**STORED RECORDS**.
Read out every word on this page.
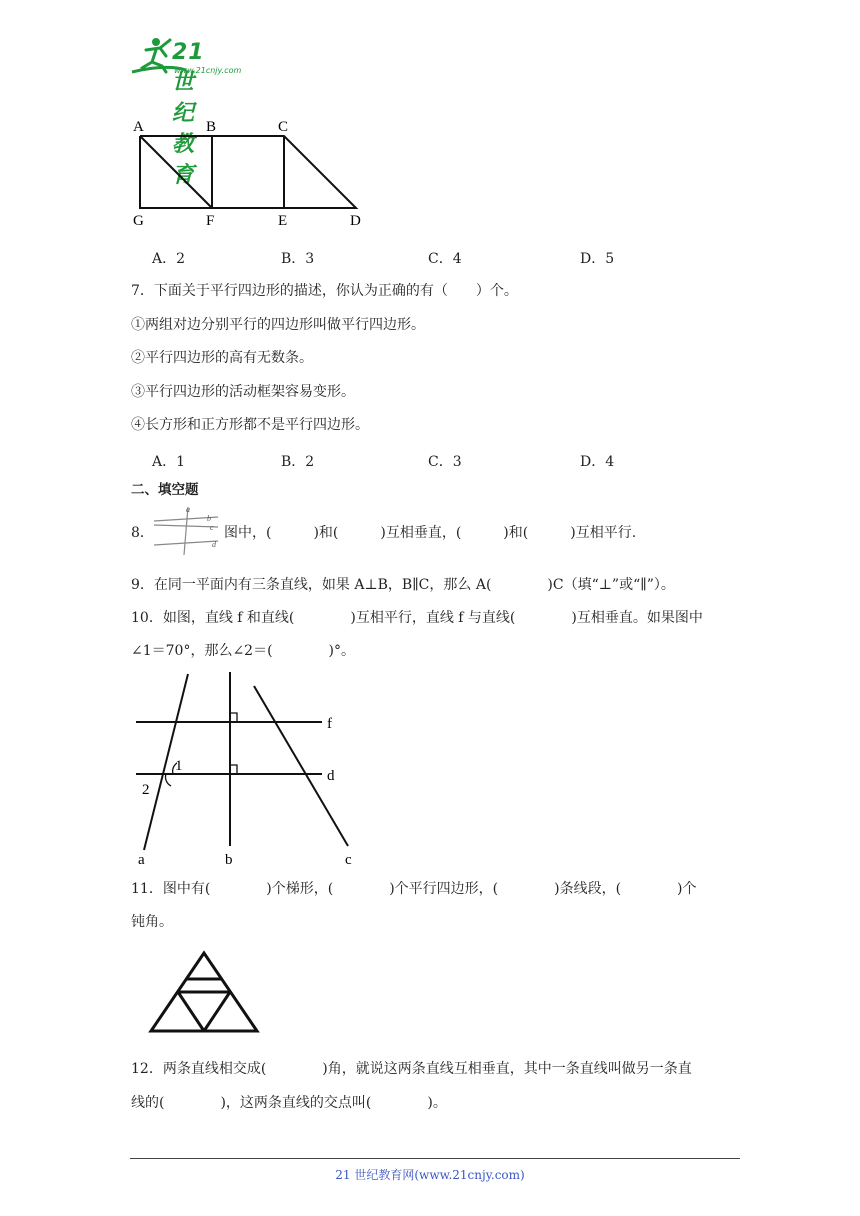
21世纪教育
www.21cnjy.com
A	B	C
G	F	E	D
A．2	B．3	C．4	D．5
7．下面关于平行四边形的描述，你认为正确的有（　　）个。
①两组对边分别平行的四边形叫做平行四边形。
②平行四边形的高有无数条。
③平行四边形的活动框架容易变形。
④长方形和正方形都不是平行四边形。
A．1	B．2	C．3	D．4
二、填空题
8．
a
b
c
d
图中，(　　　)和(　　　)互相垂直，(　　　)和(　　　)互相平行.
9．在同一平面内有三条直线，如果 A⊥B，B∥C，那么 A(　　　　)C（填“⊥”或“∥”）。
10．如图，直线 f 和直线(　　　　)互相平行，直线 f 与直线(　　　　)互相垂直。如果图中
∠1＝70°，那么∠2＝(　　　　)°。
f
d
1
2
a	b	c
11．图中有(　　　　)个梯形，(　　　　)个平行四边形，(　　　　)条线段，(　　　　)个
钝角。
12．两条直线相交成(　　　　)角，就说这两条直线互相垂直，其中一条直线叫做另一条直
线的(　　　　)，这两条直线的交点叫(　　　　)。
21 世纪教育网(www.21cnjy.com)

**SHORT EXERCISE**. Print out the material word for word, omitting the pictures.

**REPLY**.
Read out every word on this page.
21世纪教育
www.21cnjy.com
A	B	C
G	F	E	D
A．2	B．3	C．4	D．5
7．下面关于平行四边形的描述，你认为正确的有（　　）个。
①两组对边分别平行的四边形叫做平行四边形。
②平行四边形的高有无数条。
③平行四边形的活动框架容易变形。
④长方形和正方形都不是平行四边形。
A．1	B．2	C．3	D．4
二、填空题
8．
a
b
c
d
图中，(　　　)和(　　　)互相垂直，(　　　)和(　　　)互相平行.
9．在同一平面内有三条直线，如果 A⊥B，B∥C，那么 A(　　　　)C（填“⊥”或“∥”）。
10．如图，直线 f 和直线(　　　　)互相平行，直线 f 与直线(　　　　)互相垂直。如果图中
∠1＝70°，那么∠2＝(　　　　)°。
f
d
1
2
a	b	c
11．图中有(　　　　)个梯形，(　　　　)个平行四边形，(　　　　)条线段，(　　　　)个
钝角。
12．两条直线相交成(　　　　)角，就说这两条直线互相垂直，其中一条直线叫做另一条直
线的(　　　　)，这两条直线的交点叫(　　　　)。
21 世纪教育网(www.21cnjy.com)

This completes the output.